START Listed records

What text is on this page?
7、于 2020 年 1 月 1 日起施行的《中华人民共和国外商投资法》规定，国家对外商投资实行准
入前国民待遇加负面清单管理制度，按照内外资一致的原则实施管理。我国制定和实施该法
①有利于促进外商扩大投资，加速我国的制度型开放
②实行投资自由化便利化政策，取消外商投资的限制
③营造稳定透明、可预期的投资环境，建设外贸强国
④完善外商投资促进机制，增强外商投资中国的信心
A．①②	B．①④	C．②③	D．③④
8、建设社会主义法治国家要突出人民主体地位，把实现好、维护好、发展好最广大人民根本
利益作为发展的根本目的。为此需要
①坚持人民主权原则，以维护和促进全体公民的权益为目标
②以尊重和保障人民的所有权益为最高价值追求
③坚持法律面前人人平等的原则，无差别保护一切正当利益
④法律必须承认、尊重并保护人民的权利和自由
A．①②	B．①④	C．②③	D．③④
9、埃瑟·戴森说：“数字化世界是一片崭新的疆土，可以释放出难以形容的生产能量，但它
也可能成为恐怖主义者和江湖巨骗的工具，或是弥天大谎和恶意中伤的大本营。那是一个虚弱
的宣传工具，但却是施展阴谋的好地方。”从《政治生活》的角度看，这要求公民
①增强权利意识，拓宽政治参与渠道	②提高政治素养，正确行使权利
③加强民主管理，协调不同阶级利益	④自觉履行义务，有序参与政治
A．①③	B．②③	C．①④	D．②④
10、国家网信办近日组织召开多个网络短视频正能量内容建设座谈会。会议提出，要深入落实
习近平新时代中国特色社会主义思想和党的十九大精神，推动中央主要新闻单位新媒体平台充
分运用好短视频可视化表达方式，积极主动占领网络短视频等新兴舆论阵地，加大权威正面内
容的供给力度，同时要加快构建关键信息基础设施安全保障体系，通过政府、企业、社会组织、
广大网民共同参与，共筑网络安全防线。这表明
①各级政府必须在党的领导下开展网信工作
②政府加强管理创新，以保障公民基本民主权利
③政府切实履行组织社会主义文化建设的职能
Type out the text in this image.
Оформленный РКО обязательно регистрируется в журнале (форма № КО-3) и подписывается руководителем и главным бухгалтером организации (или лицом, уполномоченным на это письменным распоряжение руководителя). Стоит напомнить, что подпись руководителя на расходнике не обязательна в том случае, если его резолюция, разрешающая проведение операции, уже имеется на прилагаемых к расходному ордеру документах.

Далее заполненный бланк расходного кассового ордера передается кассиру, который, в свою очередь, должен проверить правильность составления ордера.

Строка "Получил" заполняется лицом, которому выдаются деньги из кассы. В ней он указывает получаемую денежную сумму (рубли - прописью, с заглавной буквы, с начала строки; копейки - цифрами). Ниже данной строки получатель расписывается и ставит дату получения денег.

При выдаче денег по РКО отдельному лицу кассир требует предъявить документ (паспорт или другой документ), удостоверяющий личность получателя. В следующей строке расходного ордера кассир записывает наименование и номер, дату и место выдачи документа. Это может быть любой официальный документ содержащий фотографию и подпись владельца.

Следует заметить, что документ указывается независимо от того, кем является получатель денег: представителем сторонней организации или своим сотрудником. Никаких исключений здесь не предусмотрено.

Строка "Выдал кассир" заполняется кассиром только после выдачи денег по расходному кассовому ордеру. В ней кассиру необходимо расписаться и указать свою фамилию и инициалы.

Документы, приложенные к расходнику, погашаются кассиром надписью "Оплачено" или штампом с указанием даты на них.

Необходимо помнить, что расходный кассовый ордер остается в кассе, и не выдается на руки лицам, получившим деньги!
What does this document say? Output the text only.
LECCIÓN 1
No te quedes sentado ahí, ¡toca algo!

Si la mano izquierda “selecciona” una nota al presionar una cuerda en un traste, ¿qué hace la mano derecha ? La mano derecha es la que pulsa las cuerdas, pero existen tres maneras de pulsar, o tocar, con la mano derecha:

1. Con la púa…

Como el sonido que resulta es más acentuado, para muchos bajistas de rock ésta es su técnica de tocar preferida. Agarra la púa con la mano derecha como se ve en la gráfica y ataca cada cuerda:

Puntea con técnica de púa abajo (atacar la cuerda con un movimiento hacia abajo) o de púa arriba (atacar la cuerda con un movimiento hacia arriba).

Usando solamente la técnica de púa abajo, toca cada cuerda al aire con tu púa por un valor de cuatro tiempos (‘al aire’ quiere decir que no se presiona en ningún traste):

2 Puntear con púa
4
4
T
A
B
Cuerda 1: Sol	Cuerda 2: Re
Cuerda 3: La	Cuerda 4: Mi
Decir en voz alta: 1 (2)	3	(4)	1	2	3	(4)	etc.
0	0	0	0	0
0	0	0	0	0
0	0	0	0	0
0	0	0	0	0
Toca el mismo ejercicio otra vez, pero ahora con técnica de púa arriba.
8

END Listed records

Directions for this task: Extract all lines from the material above that include the word "деньги".

Solution for this exercise:
Строка "Получил" заполняется лицом, которому выдаются деньги из кассы. В ней он указывает получаемую денежную сумму (рубли - прописью, с заглавной буквы, с начала строки; копейки - цифрами). Ниже данной строки получатель расписывается и ставит дату получения денег.
Необходимо помнить, что расходный кассовый ордер остается в кассе, и не выдается на руки лицам, получившим деньги!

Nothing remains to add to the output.